[EXERCISE TASK 1] Reproduce the records word for word, from their first line through the line containing "candle-body[interactable] [370, 284, 373, 290]", with both of those lines included.

[PASSAGE TO READ]

--------

ECE291 Computer Engineering II Lockwood, Spring 1999

Machine Problem 2: RPN Calculator

Assigned	Thursday 2/11/99
Due Date	Thursday 2/25/99
Purpose	Math, Stack, Subroutines.
Points	50

Introduction

Calculators were one of the greatest gifts to the engineer this century. They eliminated the tedious work of calculating numeric results. Hewlett-Packard (HP) innovated a method of calculation called RPN (Reverse Polish Notation).

RPN employs a stack to hold numbers and intermediate results. When a number is entered, it is PUSHed to the stack. When an operation is entered, it POPs element(s) from the stack, performs the calculation, and PUSHes the result back to the stack. With RPN, there is no need for parenthese or equal buttons.

Using RPN, the equation X+(Y*Z) can be computed by entering the following keystrokes:

X [enter] Y [enter] Z [enter] * [enter] + [enter]

For this example, X, Y, and Z were pushed to the stack. When the multiplication command was entered (*); the values Y and Z were POPed from the stack, Y*Z was computed, and this product (YZ) was PUSHed back to the stack. When the addition command was entered (+), X and YZ were POPed from the stack, X+YZ was computed, and this sum was pushed back to the stack. The final result is stored at the top of the stack.

Problem Description

For this machine problem, you will implement the core functionality of a RPN calculator. Your calculator will compute results on 16-bit integer values. It will read and print results in binary, decimal, or hex. It will support all standard logical and mathematical operations, including the computation of factorials.

Internal Storage
All Numbers are internally stored as 16-bit signed integers using 2's complement notation. 16-bit words are PUSHed and POPed to and from the stack. For this machine problem, you may assume that the user will never POP more words from the stack than were PUSHed.
Note that we are also using the stack when we call procedures. A 16-bit Instruction Pointer (IP) is pushed to the stack whenever a NEAR procedure is called.
DispMode
The DispMode variable determines how numbers are entered and displayed. For binary and hex mode, negative numbers are displayed in their 2's complement representation.

--------

[EXERCISE TASK 2] From the RPN calculator assignment, write out word for word the passage between "Machine Problem 2: RPN" and "or equal buttons.", inclusive.

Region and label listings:
--------

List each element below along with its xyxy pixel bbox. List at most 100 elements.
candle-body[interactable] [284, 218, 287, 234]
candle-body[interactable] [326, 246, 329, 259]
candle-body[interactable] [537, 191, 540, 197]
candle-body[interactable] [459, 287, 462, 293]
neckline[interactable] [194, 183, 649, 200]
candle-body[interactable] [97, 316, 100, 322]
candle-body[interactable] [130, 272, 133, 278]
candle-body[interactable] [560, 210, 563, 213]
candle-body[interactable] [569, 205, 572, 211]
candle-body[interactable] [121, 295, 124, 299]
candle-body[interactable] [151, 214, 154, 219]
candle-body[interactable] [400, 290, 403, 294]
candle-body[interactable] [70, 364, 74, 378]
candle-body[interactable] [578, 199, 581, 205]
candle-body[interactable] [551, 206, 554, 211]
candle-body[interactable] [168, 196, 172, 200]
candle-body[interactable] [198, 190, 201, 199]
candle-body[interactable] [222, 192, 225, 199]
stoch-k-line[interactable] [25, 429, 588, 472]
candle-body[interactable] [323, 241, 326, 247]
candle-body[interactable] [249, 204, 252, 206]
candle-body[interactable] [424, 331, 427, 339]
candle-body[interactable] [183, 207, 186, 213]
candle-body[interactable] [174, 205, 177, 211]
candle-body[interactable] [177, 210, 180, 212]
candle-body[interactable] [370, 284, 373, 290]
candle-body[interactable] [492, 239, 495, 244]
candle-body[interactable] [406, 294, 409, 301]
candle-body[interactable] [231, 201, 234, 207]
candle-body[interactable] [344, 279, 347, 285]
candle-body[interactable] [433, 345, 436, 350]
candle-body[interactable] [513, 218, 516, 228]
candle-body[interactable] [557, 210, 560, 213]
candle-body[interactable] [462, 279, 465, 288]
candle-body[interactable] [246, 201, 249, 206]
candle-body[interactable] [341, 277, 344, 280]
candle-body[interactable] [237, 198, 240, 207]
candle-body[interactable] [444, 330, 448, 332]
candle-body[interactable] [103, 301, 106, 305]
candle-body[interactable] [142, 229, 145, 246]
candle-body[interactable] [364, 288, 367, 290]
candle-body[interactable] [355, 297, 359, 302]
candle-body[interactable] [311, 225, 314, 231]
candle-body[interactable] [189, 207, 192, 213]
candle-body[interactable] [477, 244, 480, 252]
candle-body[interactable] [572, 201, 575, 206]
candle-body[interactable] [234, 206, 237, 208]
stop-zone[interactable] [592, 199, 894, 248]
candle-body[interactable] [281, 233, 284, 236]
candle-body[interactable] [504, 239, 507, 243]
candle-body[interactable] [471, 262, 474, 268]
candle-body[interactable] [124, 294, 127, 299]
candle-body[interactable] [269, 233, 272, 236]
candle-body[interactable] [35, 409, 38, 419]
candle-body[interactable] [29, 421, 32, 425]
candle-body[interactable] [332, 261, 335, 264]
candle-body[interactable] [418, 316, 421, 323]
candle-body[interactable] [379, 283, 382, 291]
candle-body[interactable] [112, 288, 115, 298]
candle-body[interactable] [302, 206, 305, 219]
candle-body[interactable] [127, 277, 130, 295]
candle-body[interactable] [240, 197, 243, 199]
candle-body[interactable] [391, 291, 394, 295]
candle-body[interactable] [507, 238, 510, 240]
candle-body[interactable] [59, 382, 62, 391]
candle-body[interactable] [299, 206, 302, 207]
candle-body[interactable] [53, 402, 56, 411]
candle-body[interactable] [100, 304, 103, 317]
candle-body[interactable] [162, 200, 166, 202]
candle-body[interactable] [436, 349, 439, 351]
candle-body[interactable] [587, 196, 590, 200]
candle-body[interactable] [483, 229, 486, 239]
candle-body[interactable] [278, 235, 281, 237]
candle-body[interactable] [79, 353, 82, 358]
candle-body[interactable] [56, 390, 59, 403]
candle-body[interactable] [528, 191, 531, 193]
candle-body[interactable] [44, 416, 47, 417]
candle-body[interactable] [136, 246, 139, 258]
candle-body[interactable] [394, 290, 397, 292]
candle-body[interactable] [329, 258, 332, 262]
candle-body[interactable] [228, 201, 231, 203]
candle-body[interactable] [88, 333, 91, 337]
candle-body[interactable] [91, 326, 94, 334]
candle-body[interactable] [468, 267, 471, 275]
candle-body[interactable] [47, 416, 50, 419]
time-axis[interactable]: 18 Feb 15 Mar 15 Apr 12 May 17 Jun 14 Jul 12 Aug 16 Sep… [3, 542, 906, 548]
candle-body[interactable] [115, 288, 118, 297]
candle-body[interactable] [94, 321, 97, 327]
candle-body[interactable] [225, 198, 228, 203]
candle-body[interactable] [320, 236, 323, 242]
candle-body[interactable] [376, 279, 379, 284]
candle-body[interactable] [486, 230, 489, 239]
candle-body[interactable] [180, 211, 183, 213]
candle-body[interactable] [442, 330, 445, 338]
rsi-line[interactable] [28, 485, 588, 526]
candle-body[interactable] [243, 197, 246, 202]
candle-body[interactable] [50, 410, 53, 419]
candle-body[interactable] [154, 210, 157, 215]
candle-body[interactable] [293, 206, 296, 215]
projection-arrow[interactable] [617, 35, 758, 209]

--------

[EXERCISE RESULT 1]
List each element below along with its xyxy pixel bbox. List at most 100 elements.
candle-body[interactable] [284, 218, 287, 234]
candle-body[interactable] [326, 246, 329, 259]
candle-body[interactable] [537, 191, 540, 197]
candle-body[interactable] [459, 287, 462, 293]
neckline[interactable] [194, 183, 649, 200]
candle-body[interactable] [97, 316, 100, 322]
candle-body[interactable] [130, 272, 133, 278]
candle-body[interactable] [560, 210, 563, 213]
candle-body[interactable] [569, 205, 572, 211]
candle-body[interactable] [121, 295, 124, 299]
candle-body[interactable] [151, 214, 154, 219]
candle-body[interactable] [400, 290, 403, 294]
candle-body[interactable] [70, 364, 74, 378]
candle-body[interactable] [578, 199, 581, 205]
candle-body[interactable] [551, 206, 554, 211]
candle-body[interactable] [168, 196, 172, 200]
candle-body[interactable] [198, 190, 201, 199]
candle-body[interactable] [222, 192, 225, 199]
stoch-k-line[interactable] [25, 429, 588, 472]
candle-body[interactable] [323, 241, 326, 247]
candle-body[interactable] [249, 204, 252, 206]
candle-body[interactable] [424, 331, 427, 339]
candle-body[interactable] [183, 207, 186, 213]
candle-body[interactable] [174, 205, 177, 211]
candle-body[interactable] [177, 210, 180, 212]
candle-body[interactable] [370, 284, 373, 290]

[EXERCISE RESULT 2]
Machine Problem 2: RPN Calculator

Assigned	Thursday 2/11/99
Due Date	Thursday 2/25/99
Purpose	Math, Stack, Subroutines.
Points	50

Introduction

Calculators were one of the greatest gifts to the engineer this century. They eliminated the tedious work of calculating numeric results. Hewlett-Packard (HP) innovated a method of calculation called RPN (Reverse Polish Notation).

RPN employs a stack to hold numbers and intermediate results. When a number is entered, it is PUSHed to the stack. When an operation is entered, it POPs element(s) from the stack, performs the calculation, and PUSHes the result back to the stack. With RPN, there is no need for parenthese or equal buttons.